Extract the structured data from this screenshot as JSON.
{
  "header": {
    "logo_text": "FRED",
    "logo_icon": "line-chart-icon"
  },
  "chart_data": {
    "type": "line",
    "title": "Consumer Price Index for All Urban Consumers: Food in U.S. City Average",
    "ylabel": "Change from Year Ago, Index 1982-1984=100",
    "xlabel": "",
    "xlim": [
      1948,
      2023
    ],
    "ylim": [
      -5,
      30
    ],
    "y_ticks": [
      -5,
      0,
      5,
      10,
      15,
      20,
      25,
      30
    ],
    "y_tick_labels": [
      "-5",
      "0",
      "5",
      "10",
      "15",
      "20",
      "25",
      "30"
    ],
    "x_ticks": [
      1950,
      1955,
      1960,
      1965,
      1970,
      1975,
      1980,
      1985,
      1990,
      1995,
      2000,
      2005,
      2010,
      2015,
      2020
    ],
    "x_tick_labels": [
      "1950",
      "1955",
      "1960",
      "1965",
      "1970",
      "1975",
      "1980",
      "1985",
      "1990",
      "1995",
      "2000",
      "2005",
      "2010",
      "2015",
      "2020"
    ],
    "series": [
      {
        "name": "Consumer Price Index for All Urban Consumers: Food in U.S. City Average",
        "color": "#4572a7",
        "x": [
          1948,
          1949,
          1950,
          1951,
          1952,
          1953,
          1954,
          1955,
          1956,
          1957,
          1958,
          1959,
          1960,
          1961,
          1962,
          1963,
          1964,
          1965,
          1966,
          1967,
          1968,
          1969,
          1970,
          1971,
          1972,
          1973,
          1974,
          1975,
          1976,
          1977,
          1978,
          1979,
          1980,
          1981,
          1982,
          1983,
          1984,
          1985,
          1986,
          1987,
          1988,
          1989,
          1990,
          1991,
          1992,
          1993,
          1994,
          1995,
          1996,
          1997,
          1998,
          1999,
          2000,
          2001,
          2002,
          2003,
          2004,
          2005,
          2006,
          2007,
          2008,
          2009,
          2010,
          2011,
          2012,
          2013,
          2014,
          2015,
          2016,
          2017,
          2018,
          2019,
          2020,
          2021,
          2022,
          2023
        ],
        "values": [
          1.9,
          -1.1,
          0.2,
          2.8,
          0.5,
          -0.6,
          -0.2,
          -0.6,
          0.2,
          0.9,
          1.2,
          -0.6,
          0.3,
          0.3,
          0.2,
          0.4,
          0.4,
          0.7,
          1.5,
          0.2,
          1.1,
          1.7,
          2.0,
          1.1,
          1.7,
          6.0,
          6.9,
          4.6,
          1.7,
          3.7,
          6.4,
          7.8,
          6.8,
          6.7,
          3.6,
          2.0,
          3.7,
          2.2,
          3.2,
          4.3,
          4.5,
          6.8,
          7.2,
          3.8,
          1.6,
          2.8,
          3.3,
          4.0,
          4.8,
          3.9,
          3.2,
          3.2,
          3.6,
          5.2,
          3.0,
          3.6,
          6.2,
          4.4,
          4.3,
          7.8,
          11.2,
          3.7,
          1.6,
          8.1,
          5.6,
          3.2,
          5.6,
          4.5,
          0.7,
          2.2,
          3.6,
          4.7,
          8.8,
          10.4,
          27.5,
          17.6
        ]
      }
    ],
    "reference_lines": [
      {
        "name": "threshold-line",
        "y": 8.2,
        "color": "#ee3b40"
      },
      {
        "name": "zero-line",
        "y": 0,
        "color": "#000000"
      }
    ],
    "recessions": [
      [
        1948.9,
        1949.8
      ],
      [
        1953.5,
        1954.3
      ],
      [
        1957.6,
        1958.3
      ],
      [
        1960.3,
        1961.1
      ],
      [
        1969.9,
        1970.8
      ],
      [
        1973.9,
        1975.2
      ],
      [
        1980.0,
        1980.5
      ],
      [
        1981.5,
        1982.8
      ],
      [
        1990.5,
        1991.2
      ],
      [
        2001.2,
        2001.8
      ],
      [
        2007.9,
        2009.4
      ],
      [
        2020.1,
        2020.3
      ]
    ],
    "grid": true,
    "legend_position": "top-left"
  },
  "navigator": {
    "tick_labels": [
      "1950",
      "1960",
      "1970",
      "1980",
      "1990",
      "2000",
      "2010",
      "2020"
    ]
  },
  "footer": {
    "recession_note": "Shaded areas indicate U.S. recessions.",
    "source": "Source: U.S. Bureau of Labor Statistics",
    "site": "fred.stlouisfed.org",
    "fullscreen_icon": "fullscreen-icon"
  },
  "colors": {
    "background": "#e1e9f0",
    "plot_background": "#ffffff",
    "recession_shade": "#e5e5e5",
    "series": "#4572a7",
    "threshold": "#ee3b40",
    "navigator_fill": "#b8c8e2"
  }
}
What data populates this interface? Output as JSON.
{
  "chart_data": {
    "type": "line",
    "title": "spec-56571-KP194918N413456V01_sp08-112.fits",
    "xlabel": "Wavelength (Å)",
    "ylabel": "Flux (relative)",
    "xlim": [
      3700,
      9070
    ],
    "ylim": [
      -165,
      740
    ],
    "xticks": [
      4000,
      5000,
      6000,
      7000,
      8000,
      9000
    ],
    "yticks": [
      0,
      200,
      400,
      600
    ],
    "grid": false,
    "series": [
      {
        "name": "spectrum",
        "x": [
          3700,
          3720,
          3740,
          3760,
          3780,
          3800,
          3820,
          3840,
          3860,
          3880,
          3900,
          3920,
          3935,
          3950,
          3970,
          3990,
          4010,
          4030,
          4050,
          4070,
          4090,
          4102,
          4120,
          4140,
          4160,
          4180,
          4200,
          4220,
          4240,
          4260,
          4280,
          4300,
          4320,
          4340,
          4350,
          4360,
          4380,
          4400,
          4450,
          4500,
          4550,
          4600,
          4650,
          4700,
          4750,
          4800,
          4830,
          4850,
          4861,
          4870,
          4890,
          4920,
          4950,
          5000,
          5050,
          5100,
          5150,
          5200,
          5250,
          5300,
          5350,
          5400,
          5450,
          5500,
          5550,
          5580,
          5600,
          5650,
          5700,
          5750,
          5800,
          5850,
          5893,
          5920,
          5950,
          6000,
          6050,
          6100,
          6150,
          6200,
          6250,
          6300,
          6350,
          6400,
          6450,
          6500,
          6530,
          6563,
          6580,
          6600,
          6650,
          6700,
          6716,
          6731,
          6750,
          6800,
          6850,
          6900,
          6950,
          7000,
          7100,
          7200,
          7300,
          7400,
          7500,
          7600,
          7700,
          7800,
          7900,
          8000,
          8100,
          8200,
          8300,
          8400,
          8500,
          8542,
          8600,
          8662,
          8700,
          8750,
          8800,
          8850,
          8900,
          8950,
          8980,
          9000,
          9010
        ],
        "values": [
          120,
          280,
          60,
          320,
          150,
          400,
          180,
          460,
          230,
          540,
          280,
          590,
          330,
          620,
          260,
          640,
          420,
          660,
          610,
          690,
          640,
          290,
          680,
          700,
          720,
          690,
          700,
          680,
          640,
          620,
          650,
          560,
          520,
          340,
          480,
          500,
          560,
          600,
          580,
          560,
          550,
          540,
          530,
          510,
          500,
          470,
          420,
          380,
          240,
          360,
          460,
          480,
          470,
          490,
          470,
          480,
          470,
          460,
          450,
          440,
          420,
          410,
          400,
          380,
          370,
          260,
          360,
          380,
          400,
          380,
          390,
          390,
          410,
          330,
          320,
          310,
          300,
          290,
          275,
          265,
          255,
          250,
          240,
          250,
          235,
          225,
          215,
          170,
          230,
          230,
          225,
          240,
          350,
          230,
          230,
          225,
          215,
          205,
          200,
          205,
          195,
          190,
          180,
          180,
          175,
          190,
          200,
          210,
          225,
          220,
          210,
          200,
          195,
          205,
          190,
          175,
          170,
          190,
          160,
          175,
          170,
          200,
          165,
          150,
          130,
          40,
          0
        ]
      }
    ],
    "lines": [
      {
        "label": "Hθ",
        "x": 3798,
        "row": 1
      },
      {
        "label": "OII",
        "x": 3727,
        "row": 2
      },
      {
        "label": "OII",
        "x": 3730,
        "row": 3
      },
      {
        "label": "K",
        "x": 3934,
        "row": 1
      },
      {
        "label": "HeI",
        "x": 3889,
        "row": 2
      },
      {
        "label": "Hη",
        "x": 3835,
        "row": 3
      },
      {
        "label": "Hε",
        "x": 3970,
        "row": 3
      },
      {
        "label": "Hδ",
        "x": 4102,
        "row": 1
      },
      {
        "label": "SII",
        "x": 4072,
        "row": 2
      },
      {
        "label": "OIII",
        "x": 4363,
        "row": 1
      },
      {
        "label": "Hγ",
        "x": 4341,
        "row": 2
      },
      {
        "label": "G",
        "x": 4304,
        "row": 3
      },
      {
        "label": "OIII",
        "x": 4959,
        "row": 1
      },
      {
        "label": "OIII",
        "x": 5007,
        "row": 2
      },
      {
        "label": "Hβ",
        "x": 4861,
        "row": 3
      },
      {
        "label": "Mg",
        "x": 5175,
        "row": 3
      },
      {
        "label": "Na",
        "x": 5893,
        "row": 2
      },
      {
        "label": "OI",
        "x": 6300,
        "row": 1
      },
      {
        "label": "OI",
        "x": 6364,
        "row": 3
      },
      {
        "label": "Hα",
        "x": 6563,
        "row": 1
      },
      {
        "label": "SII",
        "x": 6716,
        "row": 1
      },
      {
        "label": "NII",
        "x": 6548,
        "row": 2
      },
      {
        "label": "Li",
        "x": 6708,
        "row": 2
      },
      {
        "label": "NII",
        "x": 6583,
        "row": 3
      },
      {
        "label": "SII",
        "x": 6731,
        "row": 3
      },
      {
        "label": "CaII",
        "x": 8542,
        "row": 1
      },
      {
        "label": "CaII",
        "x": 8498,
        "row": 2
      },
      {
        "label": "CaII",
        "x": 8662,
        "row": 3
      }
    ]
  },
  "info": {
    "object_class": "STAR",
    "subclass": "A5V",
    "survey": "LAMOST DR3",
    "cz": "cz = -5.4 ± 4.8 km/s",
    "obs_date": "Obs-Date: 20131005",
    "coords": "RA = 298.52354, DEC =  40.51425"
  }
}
=-=-=
- _Exercise requirements_: Extract all lines that hold the word "City".

- _Response for this exercise_:
    "title": "Consumer Price Index for All Urban Consumers: Food in U.S. City Average",
        "name": "Consumer Price Index for All Urban Consumers: Food in U.S. City Average",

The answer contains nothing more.